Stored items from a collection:
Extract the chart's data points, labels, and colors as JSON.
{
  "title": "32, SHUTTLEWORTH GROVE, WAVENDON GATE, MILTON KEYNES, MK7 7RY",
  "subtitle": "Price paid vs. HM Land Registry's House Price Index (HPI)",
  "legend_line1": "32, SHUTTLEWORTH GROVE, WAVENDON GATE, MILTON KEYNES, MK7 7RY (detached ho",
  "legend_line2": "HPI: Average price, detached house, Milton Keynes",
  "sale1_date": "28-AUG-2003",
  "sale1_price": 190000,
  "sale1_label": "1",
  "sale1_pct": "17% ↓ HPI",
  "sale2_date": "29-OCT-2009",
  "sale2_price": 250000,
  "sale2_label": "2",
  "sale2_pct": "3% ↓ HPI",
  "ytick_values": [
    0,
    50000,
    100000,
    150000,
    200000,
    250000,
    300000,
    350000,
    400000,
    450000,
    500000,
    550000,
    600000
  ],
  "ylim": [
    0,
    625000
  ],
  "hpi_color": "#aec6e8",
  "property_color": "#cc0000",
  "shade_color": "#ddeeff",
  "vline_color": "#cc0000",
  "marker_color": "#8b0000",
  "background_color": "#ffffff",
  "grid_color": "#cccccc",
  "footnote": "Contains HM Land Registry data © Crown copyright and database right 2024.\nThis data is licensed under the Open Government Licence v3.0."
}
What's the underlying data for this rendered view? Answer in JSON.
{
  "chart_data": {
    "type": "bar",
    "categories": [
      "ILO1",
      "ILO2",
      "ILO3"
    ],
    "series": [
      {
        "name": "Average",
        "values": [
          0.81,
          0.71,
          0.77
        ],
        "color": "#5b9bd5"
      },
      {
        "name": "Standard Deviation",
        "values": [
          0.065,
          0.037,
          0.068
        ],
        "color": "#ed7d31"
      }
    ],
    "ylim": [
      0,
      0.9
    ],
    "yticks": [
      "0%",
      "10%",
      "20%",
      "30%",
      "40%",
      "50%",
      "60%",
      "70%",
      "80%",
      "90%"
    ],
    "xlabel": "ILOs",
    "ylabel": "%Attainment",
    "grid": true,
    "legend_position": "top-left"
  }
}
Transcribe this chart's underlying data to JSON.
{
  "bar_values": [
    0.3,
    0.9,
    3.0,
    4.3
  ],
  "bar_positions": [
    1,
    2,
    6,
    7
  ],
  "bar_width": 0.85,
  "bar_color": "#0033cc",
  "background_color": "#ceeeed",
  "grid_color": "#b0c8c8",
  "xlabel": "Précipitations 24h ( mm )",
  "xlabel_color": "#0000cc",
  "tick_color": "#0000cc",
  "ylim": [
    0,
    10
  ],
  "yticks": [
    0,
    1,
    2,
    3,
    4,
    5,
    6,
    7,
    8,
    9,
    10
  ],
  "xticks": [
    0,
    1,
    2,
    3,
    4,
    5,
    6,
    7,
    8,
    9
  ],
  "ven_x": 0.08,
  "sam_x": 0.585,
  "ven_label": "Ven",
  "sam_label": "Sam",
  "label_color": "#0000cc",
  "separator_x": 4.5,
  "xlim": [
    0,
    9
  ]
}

WHAT THIS TASK INVOLVES: In the material above, show every line where the word "JSON" turns up.

FINISHED EXERCISE:
Extract the chart's data points, labels, and colors as JSON.
What's the underlying data for this rendered view? Answer in JSON.
Transcribe this chart's underlying data to JSON.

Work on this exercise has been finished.